**Short exercise**
Copy out every line in the entries below that includes "text".

-- start Input --

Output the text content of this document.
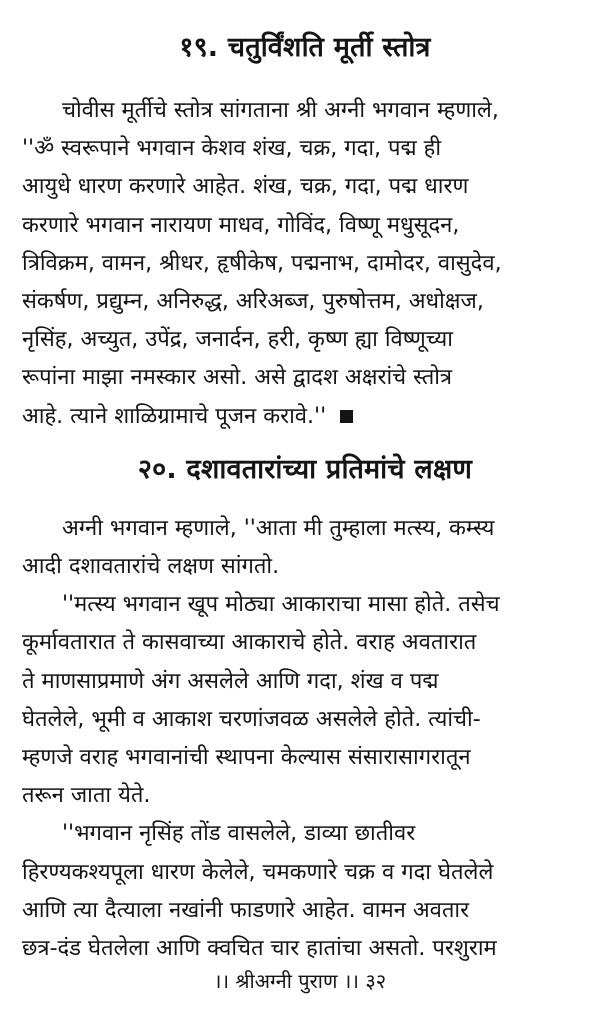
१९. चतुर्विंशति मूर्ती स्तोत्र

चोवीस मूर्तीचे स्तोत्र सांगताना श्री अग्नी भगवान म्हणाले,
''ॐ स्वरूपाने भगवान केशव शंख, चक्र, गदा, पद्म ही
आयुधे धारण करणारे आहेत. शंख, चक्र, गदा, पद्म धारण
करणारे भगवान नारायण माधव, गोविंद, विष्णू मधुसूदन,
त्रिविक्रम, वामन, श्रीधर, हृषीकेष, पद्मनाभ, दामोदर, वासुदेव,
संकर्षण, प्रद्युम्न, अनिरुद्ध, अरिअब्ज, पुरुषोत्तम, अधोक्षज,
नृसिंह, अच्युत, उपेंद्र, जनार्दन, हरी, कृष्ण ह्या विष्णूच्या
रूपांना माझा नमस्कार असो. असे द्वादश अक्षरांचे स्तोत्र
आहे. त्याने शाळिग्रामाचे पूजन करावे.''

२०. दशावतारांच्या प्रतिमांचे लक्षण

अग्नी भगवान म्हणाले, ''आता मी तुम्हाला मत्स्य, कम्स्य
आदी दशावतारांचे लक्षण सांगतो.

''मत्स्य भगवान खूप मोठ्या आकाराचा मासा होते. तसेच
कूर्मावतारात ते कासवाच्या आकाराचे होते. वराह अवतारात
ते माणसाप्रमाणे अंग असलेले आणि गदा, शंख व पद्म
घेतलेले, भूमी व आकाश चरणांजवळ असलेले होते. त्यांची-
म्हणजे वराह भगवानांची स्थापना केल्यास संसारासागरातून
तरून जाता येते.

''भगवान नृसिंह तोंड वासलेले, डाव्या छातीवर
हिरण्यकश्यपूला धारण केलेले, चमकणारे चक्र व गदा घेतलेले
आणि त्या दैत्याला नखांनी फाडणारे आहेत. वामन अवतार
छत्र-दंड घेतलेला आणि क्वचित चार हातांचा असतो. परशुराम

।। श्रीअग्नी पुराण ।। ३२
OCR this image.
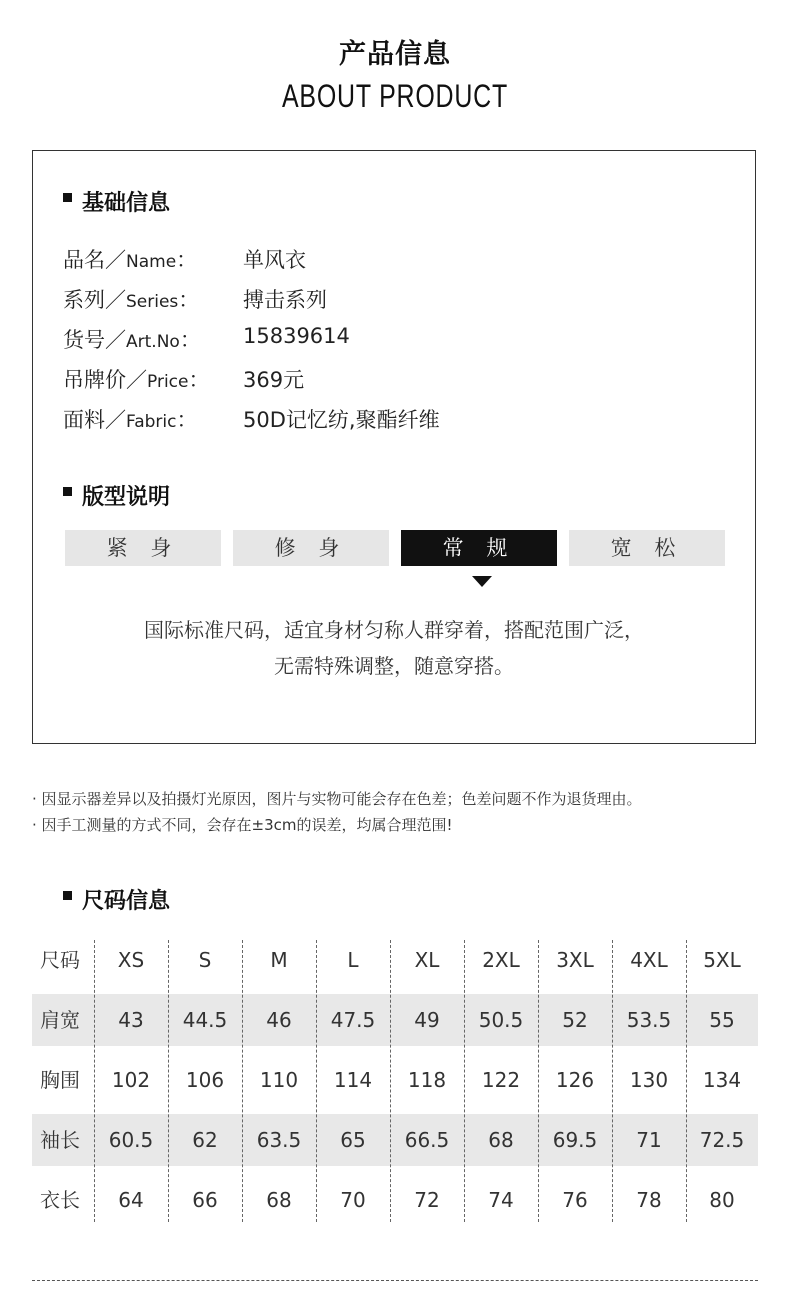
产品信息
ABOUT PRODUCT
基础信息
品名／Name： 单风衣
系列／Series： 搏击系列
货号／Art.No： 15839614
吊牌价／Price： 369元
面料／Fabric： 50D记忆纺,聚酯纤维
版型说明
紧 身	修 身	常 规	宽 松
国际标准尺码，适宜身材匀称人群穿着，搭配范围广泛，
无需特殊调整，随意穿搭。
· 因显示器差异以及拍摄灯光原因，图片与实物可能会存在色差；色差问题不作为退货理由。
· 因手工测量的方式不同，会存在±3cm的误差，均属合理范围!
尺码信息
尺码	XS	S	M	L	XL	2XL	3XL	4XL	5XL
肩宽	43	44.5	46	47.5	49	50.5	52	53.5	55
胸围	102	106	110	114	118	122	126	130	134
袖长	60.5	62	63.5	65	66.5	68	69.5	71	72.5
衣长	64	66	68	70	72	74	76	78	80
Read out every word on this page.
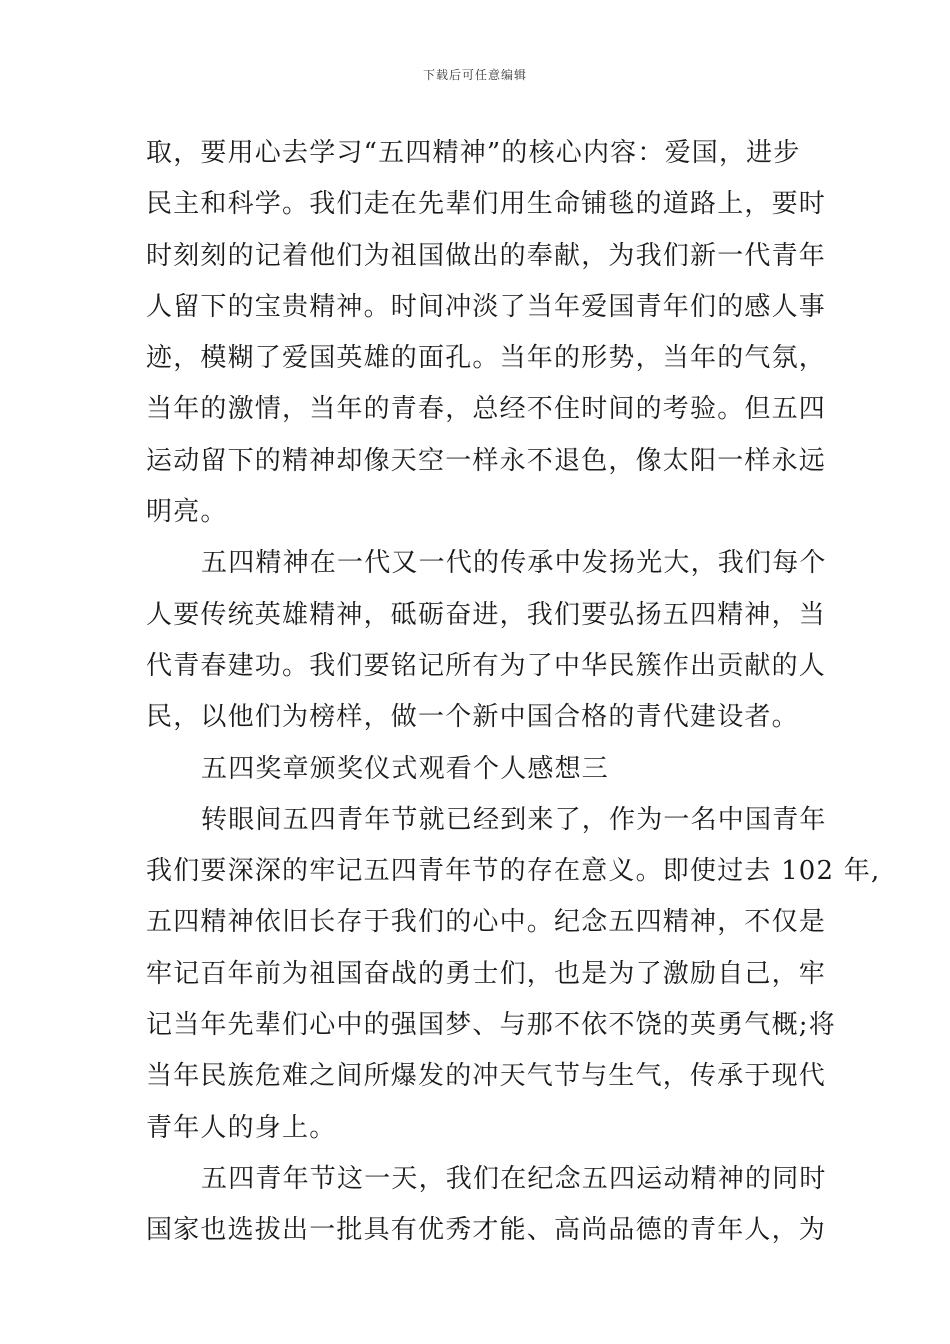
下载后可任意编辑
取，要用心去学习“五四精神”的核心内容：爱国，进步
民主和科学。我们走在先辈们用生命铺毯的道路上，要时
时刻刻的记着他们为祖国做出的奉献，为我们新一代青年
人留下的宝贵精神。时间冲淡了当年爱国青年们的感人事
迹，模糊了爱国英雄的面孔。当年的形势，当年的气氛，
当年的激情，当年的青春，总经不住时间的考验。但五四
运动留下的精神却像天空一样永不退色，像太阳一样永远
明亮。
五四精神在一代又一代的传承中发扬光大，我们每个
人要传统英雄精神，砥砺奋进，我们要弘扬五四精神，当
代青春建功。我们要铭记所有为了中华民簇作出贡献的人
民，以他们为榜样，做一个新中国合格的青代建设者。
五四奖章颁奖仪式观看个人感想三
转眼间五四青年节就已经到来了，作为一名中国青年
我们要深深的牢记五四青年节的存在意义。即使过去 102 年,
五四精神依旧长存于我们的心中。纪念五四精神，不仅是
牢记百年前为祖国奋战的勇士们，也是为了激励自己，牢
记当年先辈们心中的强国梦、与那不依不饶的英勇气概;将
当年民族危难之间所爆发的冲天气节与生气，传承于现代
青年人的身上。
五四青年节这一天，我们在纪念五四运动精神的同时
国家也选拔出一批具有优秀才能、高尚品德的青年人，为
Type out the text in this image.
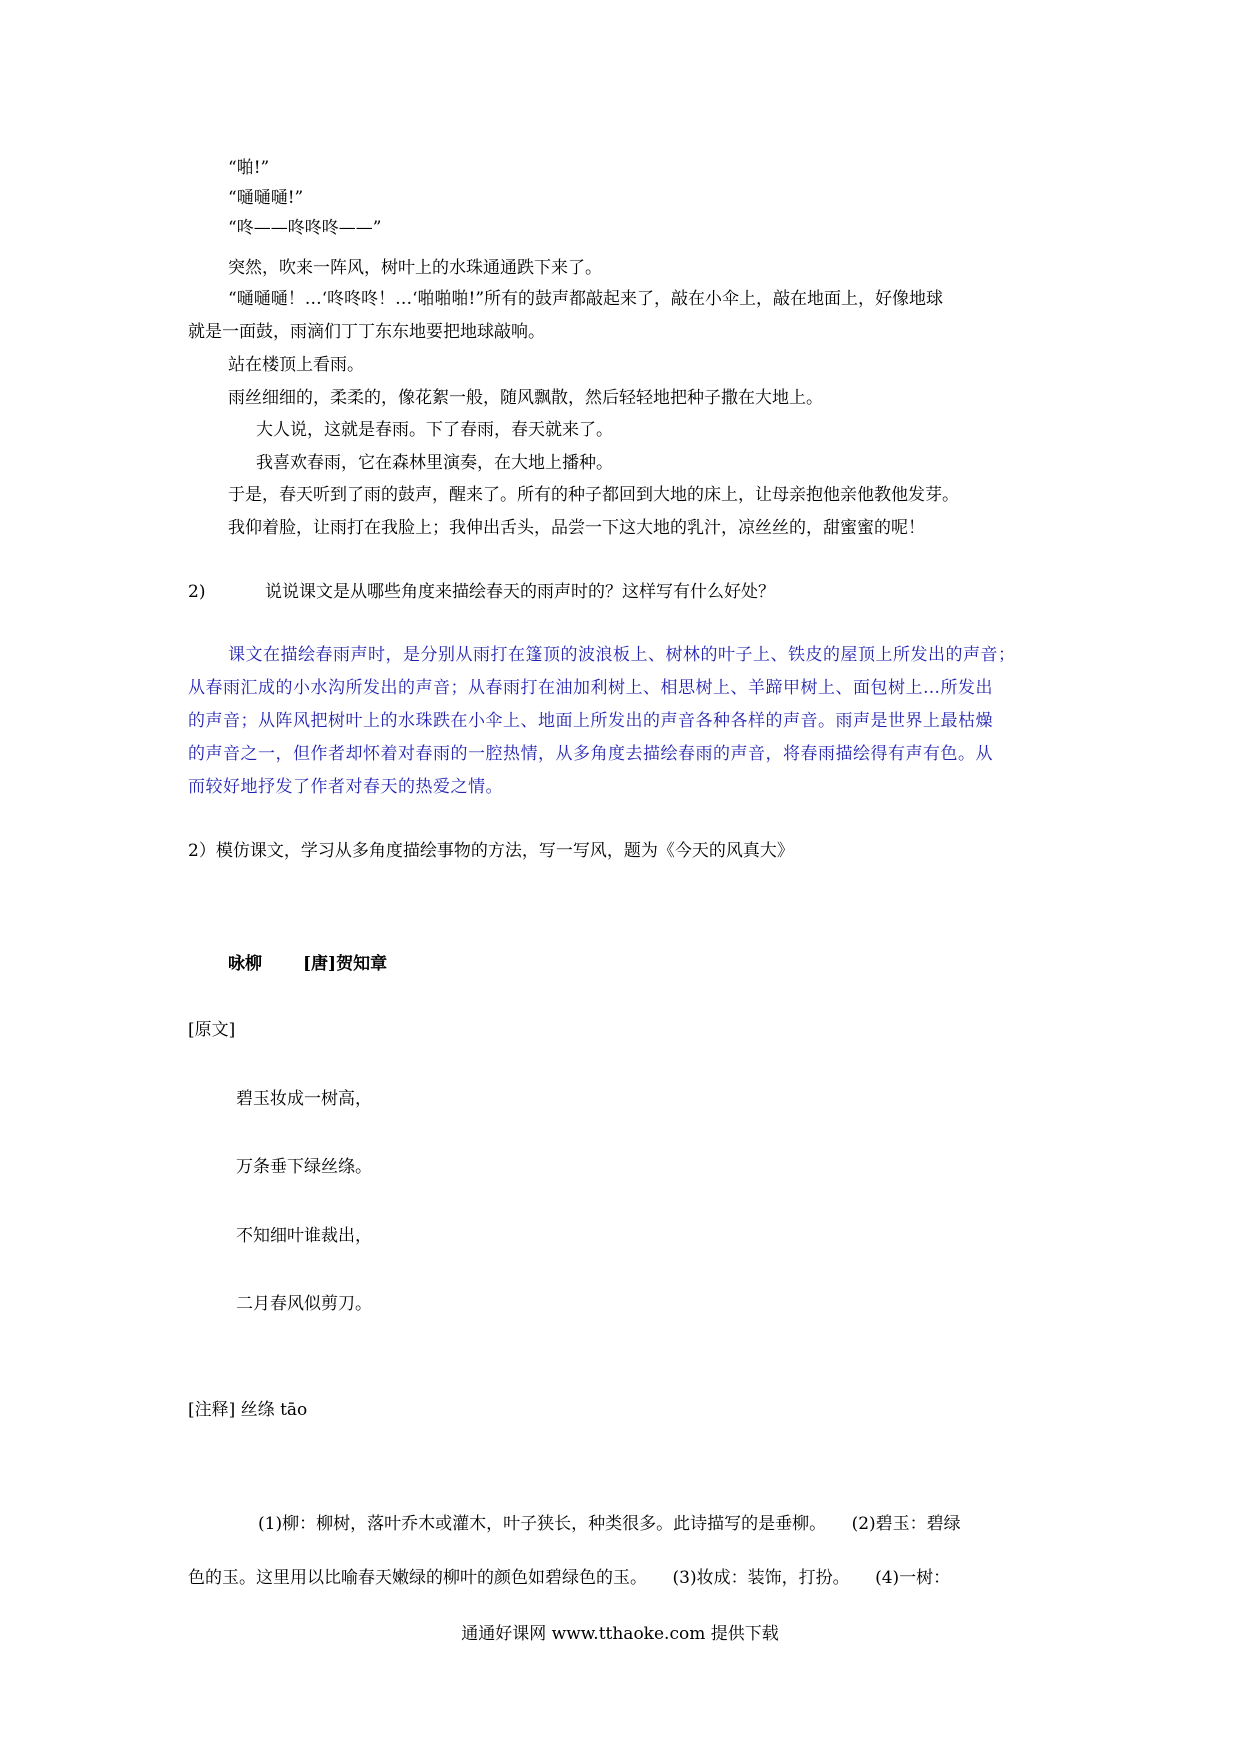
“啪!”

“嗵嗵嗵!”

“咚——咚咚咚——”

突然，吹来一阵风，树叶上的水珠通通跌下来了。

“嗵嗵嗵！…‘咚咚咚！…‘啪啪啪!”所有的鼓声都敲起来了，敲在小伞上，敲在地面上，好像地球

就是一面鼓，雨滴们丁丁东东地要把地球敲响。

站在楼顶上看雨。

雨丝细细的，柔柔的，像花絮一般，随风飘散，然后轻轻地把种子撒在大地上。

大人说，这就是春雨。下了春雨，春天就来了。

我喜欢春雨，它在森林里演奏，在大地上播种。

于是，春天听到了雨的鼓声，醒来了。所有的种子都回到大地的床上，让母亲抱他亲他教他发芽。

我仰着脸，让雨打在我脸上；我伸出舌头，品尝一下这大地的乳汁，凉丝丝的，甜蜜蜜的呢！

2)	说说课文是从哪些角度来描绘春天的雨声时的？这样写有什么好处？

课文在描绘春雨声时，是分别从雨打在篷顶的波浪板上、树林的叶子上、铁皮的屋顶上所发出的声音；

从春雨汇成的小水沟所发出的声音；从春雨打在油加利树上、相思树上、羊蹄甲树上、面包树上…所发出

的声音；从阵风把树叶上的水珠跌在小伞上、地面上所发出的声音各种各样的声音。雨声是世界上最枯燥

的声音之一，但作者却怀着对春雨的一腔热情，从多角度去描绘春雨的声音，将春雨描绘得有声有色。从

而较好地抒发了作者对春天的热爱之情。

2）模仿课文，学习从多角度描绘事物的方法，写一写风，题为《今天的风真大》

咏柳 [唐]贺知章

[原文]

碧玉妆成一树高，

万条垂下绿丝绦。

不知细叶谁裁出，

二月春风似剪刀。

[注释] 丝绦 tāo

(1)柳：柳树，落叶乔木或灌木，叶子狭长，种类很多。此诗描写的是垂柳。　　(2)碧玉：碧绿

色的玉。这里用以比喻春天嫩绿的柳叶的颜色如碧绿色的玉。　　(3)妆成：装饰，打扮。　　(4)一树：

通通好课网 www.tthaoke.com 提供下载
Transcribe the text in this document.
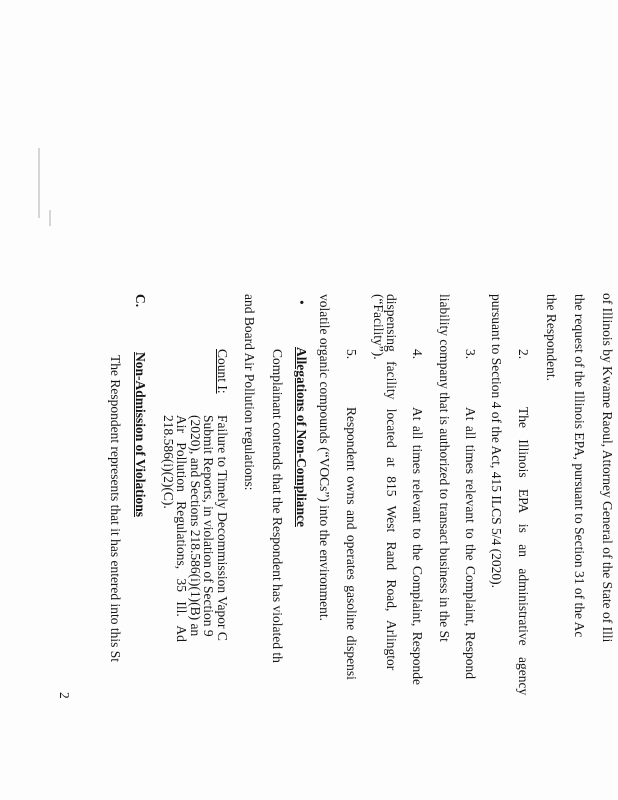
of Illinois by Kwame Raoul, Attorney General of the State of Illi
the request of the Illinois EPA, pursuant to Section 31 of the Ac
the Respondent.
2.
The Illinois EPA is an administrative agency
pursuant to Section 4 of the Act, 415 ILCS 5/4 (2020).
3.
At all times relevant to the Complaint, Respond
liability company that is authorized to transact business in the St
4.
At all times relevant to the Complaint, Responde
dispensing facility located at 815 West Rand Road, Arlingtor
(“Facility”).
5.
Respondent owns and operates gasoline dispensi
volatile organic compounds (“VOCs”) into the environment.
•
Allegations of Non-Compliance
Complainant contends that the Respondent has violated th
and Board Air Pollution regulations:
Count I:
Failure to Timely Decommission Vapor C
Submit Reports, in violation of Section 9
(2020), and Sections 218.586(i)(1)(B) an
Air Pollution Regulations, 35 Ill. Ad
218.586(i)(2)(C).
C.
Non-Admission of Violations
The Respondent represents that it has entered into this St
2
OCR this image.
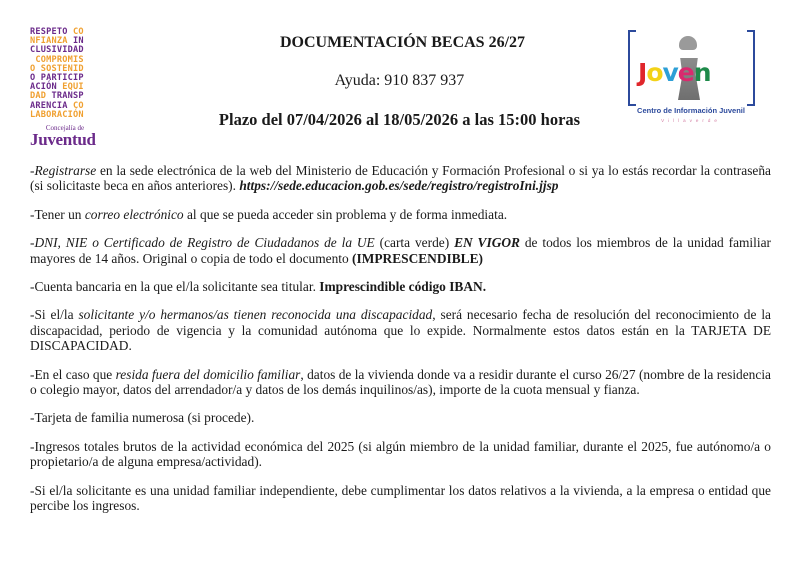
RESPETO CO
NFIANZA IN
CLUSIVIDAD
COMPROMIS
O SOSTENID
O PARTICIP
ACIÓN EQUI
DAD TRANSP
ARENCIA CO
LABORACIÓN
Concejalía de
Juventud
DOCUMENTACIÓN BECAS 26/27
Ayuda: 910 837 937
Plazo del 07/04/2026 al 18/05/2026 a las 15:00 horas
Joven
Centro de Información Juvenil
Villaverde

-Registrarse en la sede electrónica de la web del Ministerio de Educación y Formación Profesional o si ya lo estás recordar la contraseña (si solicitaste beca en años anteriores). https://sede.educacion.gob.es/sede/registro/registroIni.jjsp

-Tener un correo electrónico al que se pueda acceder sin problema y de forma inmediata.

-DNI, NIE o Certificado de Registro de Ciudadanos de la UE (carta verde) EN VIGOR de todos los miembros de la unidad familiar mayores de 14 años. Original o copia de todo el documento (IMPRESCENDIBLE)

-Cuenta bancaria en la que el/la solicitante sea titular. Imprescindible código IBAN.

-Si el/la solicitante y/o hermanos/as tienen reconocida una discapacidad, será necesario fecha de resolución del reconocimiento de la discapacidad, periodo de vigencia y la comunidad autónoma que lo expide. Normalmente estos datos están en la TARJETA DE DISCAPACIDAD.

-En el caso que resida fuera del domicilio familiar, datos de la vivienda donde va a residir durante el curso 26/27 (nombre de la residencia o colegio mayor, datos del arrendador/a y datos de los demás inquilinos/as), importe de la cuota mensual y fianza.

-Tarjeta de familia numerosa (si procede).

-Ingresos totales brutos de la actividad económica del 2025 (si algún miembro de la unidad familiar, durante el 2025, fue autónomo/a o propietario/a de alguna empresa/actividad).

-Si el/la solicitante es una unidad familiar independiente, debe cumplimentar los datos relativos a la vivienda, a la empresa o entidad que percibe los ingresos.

-- end Input --

**Answer for the task**
Output the text content of this document.
Type out the text in this image.
Transcribe the text in this document.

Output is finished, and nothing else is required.